| DATA LISTING |
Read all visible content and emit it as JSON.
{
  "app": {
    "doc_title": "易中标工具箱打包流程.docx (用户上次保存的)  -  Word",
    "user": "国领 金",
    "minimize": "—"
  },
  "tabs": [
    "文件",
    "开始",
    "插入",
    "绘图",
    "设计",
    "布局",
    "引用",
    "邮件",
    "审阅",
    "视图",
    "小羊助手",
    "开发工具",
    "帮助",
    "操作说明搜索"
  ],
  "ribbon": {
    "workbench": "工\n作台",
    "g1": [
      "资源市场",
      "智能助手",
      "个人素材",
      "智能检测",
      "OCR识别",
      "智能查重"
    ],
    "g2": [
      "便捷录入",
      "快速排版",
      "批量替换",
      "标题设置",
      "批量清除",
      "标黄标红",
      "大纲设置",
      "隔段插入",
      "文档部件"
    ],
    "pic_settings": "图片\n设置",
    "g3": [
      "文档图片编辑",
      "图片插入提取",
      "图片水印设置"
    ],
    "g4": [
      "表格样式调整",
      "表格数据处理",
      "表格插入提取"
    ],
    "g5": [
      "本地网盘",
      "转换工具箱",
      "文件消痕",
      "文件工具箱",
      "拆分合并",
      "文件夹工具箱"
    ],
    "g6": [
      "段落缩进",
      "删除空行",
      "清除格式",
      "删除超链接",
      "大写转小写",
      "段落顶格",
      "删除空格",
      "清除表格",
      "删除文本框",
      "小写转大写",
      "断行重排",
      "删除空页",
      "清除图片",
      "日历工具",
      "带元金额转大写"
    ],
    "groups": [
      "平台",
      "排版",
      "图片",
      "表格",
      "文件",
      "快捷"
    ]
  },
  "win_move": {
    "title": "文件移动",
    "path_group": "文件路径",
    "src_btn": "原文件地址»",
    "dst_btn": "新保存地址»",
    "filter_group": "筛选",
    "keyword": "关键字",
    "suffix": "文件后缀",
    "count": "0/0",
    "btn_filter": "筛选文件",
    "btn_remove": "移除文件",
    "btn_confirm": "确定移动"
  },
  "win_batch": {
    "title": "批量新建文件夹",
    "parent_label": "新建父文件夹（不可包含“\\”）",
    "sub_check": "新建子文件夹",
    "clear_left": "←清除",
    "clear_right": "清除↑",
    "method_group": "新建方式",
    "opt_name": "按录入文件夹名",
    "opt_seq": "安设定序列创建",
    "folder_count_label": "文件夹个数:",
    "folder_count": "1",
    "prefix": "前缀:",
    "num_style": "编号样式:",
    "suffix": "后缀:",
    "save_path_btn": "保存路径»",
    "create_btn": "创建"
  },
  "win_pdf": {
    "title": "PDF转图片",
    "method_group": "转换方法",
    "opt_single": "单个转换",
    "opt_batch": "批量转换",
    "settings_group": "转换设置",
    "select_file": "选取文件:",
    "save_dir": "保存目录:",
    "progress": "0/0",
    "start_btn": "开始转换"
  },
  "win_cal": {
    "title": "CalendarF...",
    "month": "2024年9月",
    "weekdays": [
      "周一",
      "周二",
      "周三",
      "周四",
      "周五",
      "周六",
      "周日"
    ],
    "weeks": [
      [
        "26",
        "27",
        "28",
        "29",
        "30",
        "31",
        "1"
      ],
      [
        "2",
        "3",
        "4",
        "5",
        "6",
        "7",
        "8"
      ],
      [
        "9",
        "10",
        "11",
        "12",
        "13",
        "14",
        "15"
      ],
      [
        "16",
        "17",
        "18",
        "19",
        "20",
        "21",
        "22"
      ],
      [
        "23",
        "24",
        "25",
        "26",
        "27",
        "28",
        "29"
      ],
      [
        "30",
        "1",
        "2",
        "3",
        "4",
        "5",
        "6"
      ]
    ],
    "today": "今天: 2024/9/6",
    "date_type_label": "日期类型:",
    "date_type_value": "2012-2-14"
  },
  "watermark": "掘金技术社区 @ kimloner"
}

| GIVEN TASK |
Reproduce the complete data exactly as presented above.

| EXERCISE SOLUTION |
Read all visible content and emit it as JSON.
{
  "app": {
    "doc_title": "易中标工具箱打包流程.docx (用户上次保存的)  -  Word",
    "user": "国领 金",
    "minimize": "—"
  },
  "tabs": [
    "文件",
    "开始",
    "插入",
    "绘图",
    "设计",
    "布局",
    "引用",
    "邮件",
    "审阅",
    "视图",
    "小羊助手",
    "开发工具",
    "帮助",
    "操作说明搜索"
  ],
  "ribbon": {
    "workbench": "工\n作台",
    "g1": [
      "资源市场",
      "智能助手",
      "个人素材",
      "智能检测",
      "OCR识别",
      "智能查重"
    ],
    "g2": [
      "便捷录入",
      "快速排版",
      "批量替换",
      "标题设置",
      "批量清除",
      "标黄标红",
      "大纲设置",
      "隔段插入",
      "文档部件"
    ],
    "pic_settings": "图片\n设置",
    "g3": [
      "文档图片编辑",
      "图片插入提取",
      "图片水印设置"
    ],
    "g4": [
      "表格样式调整",
      "表格数据处理",
      "表格插入提取"
    ],
    "g5": [
      "本地网盘",
      "转换工具箱",
      "文件消痕",
      "文件工具箱",
      "拆分合并",
      "文件夹工具箱"
    ],
    "g6": [
      "段落缩进",
      "删除空行",
      "清除格式",
      "删除超链接",
      "大写转小写",
      "段落顶格",
      "删除空格",
      "清除表格",
      "删除文本框",
      "小写转大写",
      "断行重排",
      "删除空页",
      "清除图片",
      "日历工具",
      "带元金额转大写"
    ],
    "groups": [
      "平台",
      "排版",
      "图片",
      "表格",
      "文件",
      "快捷"
    ]
  },
  "win_move": {
    "title": "文件移动",
    "path_group": "文件路径",
    "src_btn": "原文件地址»",
    "dst_btn": "新保存地址»",
    "filter_group": "筛选",
    "keyword": "关键字",
    "suffix": "文件后缀",
    "count": "0/0",
    "btn_filter": "筛选文件",
    "btn_remove": "移除文件",
    "btn_confirm": "确定移动"
  },
  "win_batch": {
    "title": "批量新建文件夹",
    "parent_label": "新建父文件夹（不可包含“\\”）",
    "sub_check": "新建子文件夹",
    "clear_left": "←清除",
    "clear_right": "清除↑",
    "method_group": "新建方式",
    "opt_name": "按录入文件夹名",
    "opt_seq": "安设定序列创建",
    "folder_count_label": "文件夹个数:",
    "folder_count": "1",
    "prefix": "前缀:",
    "num_style": "编号样式:",
    "suffix": "后缀:",
    "save_path_btn": "保存路径»",
    "create_btn": "创建"
  },
  "win_pdf": {
    "title": "PDF转图片",
    "method_group": "转换方法",
    "opt_single": "单个转换",
    "opt_batch": "批量转换",
    "settings_group": "转换设置",
    "select_file": "选取文件:",
    "save_dir": "保存目录:",
    "progress": "0/0",
    "start_btn": "开始转换"
  },
  "win_cal": {
    "title": "CalendarF...",
    "month": "2024年9月",
    "weekdays": [
      "周一",
      "周二",
      "周三",
      "周四",
      "周五",
      "周六",
      "周日"
    ],
    "weeks": [
      [
        "26",
        "27",
        "28",
        "29",
        "30",
        "31",
        "1"
      ],
      [
        "2",
        "3",
        "4",
        "5",
        "6",
        "7",
        "8"
      ],
      [
        "9",
        "10",
        "11",
        "12",
        "13",
        "14",
        "15"
      ],
      [
        "16",
        "17",
        "18",
        "19",
        "20",
        "21",
        "22"
      ],
      [
        "23",
        "24",
        "25",
        "26",
        "27",
        "28",
        "29"
      ],
      [
        "30",
        "1",
        "2",
        "3",
        "4",
        "5",
        "6"
      ]
    ],
    "today": "今天: 2024/9/6",
    "date_type_label": "日期类型:",
    "date_type_value": "2012-2-14"
  },
  "watermark": "掘金技术社区 @ kimloner"
}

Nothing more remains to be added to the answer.